__TO DO__
Read the records and gather each line that includes "color".

__DATA SHOWN__
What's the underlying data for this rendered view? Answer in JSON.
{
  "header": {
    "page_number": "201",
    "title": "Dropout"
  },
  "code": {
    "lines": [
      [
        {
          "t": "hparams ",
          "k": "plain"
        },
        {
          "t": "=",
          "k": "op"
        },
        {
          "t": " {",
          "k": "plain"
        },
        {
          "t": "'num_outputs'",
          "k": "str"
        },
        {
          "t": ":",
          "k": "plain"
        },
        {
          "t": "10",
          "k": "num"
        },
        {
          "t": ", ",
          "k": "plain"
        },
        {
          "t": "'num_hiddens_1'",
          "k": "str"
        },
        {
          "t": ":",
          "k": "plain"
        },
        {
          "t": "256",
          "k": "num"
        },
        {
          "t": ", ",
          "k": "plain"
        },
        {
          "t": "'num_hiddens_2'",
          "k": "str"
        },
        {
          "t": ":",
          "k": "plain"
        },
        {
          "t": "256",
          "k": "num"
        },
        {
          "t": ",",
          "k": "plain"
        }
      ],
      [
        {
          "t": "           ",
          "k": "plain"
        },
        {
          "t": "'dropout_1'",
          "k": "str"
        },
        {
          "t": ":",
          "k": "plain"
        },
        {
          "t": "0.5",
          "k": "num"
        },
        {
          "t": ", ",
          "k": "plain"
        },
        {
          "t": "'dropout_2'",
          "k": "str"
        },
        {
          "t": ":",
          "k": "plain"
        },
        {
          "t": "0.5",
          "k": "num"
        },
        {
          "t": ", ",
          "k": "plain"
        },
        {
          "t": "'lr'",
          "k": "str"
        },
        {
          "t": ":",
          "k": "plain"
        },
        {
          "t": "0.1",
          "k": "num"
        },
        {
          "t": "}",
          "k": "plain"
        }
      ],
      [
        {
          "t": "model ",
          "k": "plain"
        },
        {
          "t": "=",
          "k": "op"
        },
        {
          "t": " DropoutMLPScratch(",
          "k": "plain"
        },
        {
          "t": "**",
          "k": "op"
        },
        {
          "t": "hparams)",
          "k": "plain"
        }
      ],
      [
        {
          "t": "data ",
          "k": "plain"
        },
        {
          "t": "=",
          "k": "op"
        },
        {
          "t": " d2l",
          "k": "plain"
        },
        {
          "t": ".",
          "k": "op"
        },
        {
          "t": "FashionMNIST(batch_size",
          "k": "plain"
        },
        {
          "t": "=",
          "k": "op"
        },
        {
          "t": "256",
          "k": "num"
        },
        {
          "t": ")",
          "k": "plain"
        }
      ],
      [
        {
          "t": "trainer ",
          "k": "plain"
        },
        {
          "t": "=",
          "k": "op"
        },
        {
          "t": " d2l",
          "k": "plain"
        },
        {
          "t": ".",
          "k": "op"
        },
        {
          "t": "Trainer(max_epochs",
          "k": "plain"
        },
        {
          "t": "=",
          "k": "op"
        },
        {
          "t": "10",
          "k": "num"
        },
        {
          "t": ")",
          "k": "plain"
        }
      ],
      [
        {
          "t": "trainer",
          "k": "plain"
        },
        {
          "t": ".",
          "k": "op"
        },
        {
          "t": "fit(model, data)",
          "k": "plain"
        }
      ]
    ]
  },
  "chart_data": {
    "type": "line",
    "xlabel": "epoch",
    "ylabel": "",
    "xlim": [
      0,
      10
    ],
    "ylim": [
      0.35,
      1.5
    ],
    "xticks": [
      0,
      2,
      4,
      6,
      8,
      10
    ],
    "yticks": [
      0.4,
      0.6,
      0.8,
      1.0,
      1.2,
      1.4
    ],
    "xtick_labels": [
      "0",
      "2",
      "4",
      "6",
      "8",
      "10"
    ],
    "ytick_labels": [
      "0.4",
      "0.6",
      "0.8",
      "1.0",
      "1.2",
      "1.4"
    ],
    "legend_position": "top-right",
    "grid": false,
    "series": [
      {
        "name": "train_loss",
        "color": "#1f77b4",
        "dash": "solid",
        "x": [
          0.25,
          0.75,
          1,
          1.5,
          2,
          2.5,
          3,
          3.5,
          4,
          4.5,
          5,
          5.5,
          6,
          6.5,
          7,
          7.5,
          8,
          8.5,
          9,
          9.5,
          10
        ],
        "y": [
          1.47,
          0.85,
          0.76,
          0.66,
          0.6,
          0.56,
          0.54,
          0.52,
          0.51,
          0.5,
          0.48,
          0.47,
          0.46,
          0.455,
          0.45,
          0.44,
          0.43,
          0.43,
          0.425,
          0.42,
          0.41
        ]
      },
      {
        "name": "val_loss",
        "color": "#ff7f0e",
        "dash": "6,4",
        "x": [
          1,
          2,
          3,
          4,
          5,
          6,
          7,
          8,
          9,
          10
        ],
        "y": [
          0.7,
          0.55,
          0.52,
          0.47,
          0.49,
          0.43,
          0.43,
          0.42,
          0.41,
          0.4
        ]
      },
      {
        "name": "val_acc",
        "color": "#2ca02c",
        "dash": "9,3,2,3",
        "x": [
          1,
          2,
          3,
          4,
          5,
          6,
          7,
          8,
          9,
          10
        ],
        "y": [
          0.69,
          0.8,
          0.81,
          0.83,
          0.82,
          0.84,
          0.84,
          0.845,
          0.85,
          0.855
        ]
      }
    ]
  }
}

__SOLVED PROBLEM__
        "color": "#1f77b4",
        "color": "#ff7f0e",
        "color": "#2ca02c",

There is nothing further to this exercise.